_MATERIAL SHOWN_:
◇ ◇ ◇ ◇

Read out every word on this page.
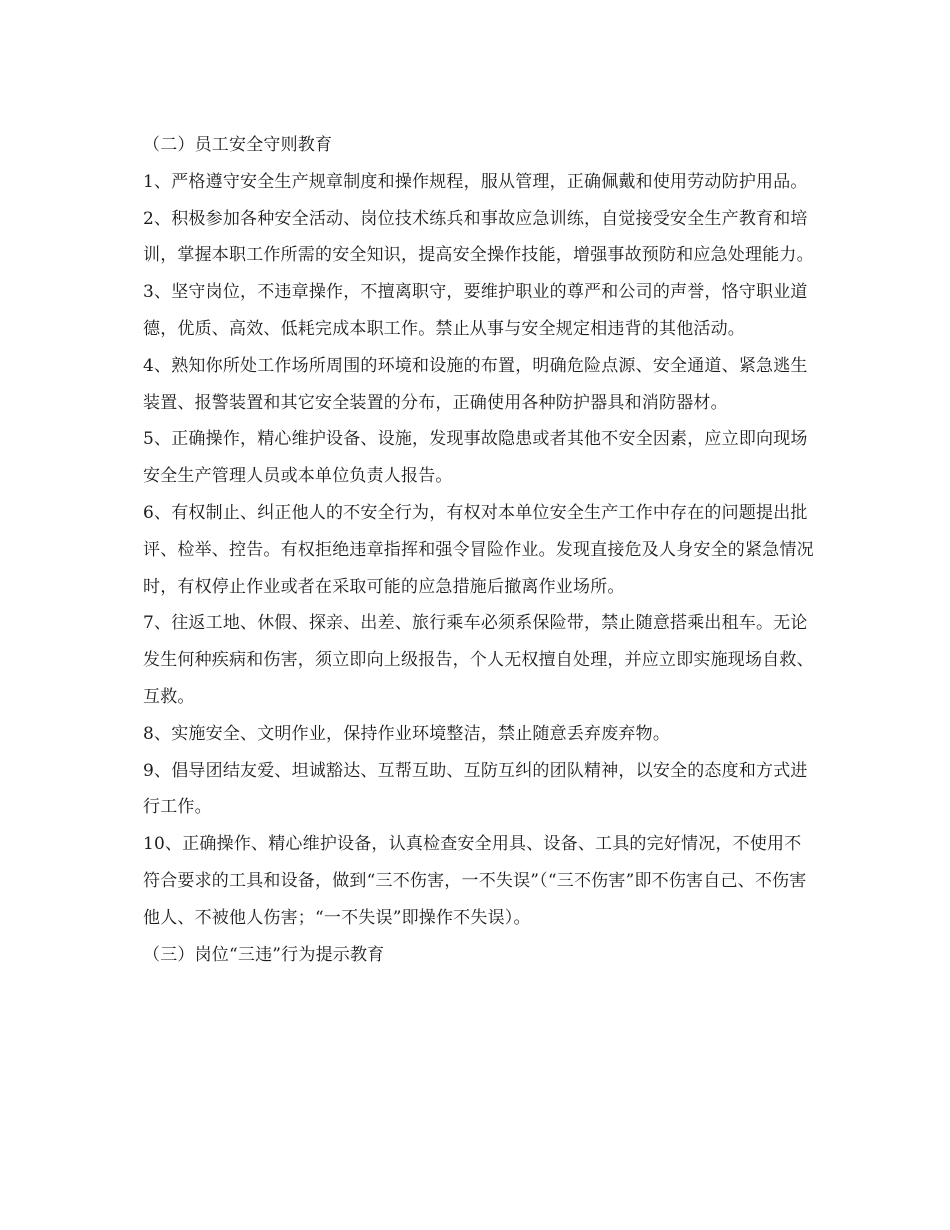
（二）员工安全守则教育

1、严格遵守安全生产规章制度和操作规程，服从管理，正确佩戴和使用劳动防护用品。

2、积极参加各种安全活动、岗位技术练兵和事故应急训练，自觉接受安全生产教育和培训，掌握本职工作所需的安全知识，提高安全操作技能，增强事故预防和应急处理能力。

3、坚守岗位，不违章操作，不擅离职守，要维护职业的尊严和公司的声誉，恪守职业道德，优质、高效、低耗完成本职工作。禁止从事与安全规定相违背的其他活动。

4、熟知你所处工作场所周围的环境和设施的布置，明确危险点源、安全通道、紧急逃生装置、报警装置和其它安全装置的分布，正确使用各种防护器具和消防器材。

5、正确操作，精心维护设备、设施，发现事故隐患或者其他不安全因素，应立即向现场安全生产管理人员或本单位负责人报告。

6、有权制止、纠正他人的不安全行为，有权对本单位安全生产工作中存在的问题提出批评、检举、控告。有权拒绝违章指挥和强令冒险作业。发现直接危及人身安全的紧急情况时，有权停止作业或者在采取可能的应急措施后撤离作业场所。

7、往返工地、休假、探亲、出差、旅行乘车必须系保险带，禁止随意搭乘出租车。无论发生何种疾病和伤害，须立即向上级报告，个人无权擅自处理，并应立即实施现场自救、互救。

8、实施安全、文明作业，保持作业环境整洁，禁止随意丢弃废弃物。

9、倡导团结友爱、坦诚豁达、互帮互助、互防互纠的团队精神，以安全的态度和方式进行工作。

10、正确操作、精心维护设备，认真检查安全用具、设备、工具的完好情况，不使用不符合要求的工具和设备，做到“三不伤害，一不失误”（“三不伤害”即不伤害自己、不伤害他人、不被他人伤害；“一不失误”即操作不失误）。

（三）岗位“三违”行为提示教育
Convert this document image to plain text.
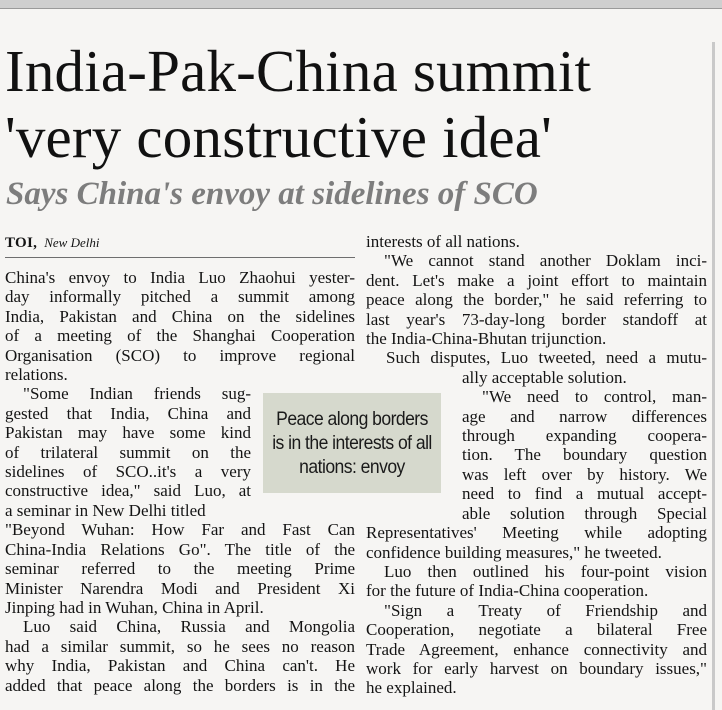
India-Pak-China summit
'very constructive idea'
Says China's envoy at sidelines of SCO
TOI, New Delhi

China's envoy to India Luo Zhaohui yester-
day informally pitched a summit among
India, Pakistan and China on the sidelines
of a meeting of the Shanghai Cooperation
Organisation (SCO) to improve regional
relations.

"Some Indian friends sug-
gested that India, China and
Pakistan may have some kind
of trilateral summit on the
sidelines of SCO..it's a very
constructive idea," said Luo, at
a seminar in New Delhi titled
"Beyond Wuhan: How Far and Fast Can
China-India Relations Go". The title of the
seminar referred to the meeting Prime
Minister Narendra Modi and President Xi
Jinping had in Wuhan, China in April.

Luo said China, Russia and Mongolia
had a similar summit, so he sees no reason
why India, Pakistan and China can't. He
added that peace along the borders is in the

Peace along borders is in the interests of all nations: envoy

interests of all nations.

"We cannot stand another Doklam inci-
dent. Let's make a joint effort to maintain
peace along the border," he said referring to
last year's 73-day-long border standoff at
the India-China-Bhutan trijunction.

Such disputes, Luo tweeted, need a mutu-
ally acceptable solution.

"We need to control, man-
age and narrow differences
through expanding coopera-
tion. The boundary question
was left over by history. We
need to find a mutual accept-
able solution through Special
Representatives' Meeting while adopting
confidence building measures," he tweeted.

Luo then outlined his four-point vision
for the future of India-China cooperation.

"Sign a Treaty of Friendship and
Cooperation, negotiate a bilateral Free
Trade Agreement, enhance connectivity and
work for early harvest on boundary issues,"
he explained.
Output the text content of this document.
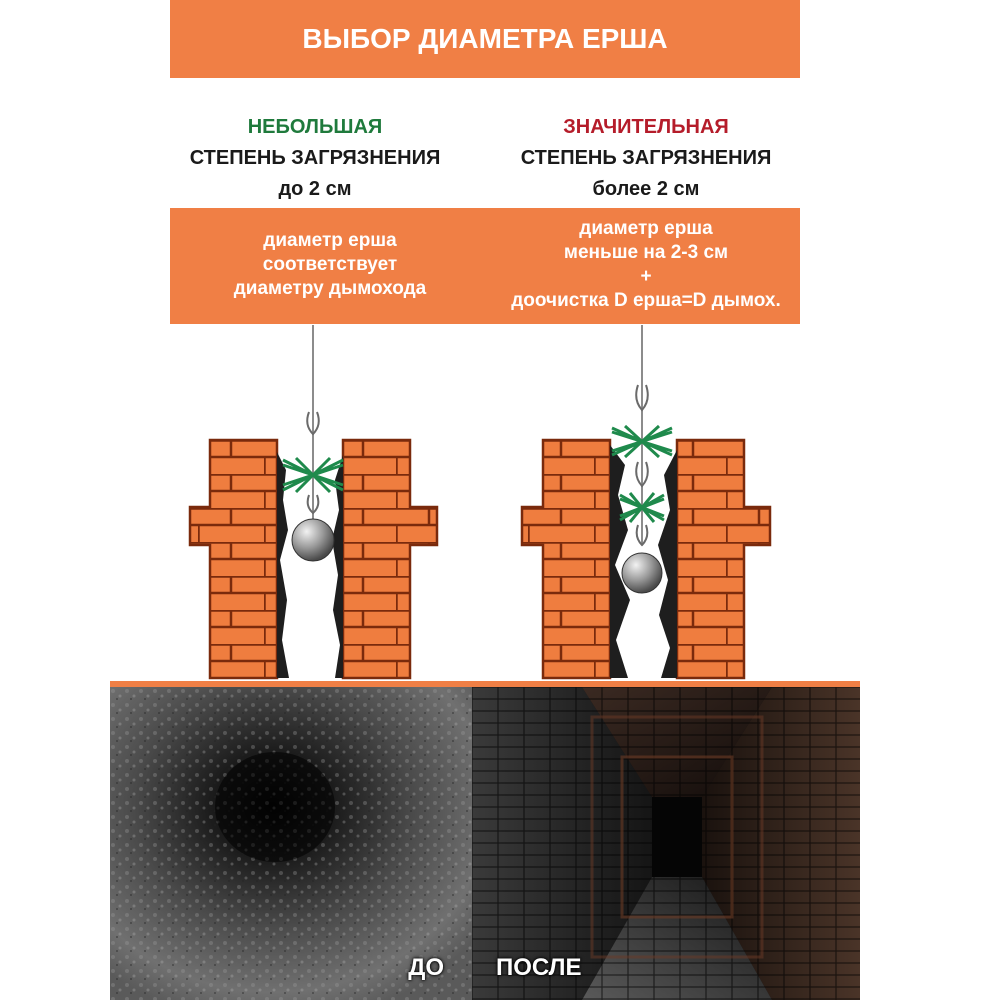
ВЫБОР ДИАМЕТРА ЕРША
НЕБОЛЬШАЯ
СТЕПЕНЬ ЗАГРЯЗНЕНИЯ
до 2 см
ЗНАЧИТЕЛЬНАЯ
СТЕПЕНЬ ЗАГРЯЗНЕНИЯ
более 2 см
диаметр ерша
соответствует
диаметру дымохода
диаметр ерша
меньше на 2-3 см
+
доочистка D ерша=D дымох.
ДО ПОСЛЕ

◇ ◇ ◇ ◇

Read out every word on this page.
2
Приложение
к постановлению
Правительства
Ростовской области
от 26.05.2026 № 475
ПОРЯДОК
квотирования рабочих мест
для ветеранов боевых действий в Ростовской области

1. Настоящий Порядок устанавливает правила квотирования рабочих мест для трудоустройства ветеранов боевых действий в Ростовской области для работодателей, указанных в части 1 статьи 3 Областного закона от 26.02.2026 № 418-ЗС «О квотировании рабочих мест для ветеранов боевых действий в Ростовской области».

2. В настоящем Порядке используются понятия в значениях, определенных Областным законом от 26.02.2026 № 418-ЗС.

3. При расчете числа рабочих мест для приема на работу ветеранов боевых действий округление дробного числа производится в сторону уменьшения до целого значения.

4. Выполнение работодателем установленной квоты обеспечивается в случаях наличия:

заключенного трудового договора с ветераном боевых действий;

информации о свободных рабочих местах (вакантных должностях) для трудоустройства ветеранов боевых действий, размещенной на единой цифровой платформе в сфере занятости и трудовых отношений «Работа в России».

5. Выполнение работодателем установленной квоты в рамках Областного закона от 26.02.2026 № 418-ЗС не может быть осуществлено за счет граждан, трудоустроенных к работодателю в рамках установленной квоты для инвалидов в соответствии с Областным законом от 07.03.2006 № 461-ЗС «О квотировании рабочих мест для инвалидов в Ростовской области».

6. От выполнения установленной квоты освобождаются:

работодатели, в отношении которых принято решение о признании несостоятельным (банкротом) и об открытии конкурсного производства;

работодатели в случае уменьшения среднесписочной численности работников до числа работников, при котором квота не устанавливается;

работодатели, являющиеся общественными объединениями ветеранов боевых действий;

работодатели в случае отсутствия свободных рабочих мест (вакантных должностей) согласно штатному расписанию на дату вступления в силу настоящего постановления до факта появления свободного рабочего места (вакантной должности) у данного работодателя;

◇ ◇ ◇ ◇

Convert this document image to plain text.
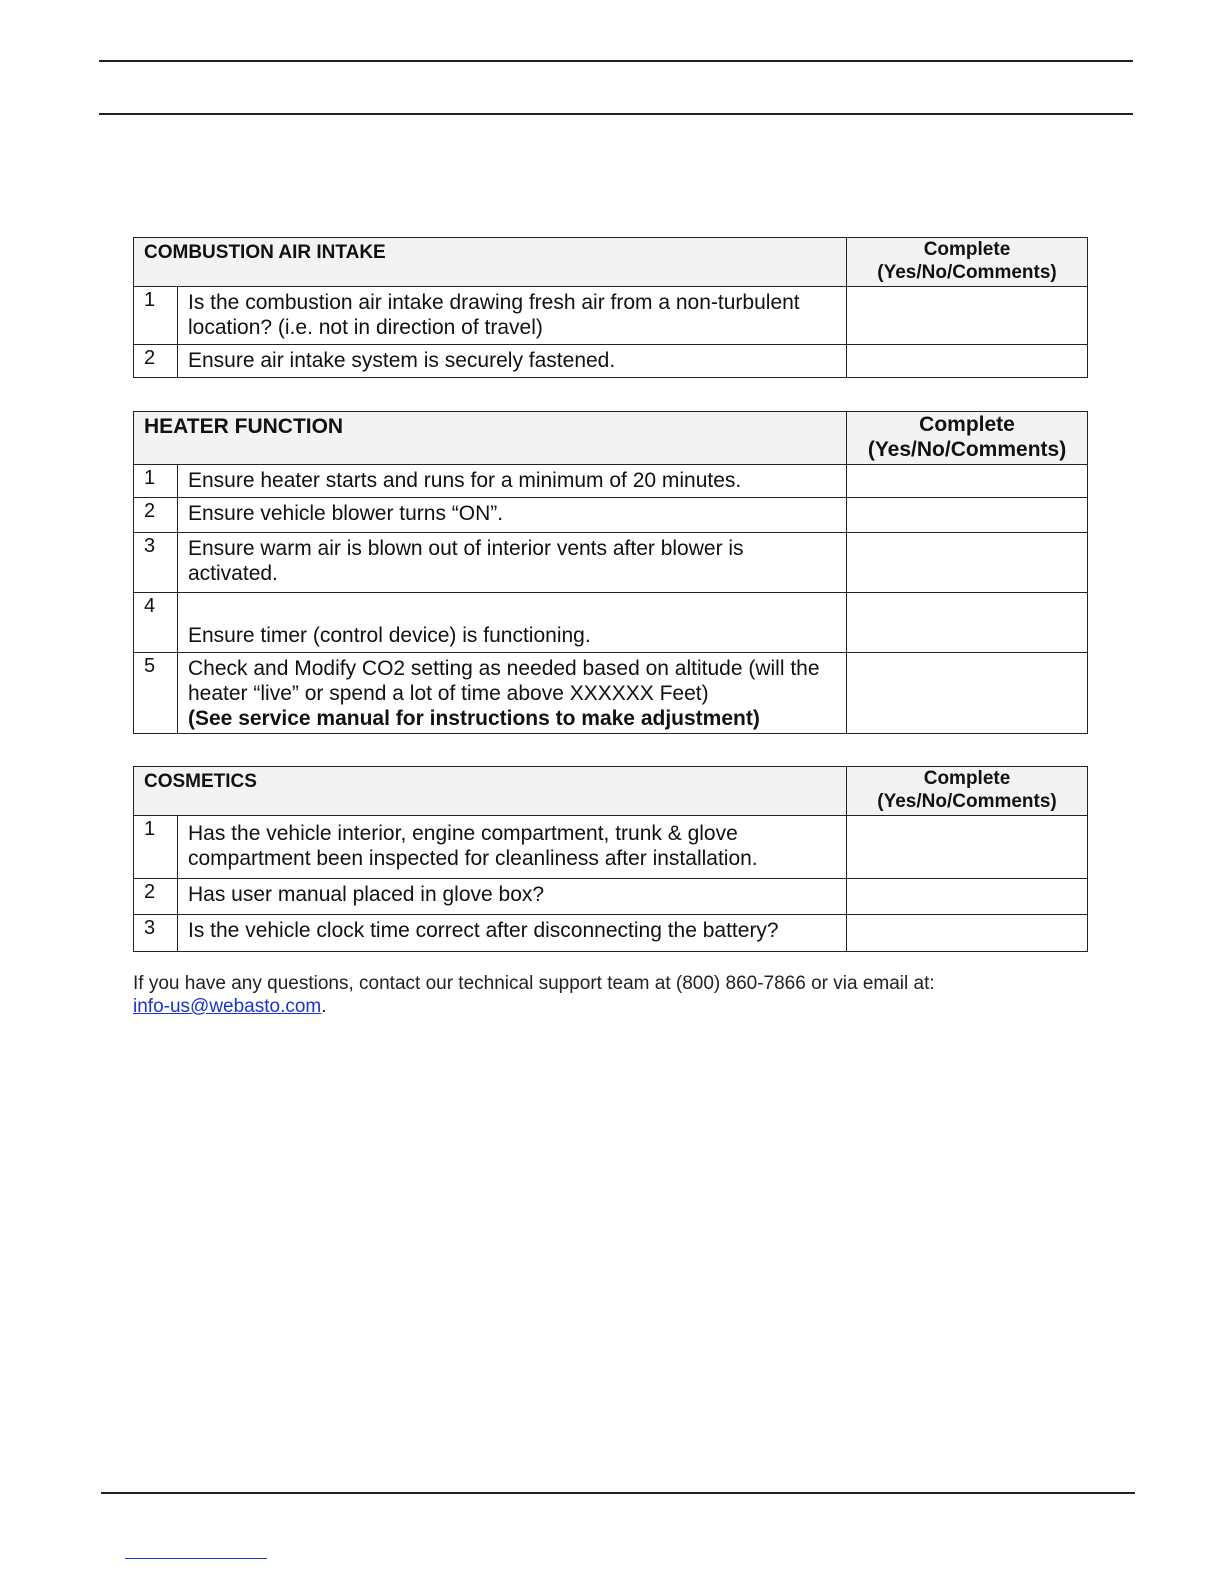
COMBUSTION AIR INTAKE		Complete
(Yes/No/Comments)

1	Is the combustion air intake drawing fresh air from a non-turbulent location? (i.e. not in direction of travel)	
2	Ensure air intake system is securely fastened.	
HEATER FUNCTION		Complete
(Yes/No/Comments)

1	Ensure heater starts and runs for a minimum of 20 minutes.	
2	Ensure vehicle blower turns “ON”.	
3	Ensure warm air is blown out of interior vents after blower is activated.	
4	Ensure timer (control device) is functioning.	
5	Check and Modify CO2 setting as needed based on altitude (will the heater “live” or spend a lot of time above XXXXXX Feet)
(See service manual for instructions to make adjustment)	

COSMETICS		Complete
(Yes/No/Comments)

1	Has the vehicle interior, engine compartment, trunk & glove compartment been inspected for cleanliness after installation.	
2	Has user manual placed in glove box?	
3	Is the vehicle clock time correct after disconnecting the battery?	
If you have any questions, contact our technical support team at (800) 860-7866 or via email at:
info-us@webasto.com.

◇ ◇ ◇ ◇

_GIVEN TASK_:
Go through the records and pull out each line that includes the word "along".

_RESPONSE TO THE TASK_:
added that peace along the borders is in the
Peace along borders is in the interests of all nations: envoy
peace along the border," he said referring to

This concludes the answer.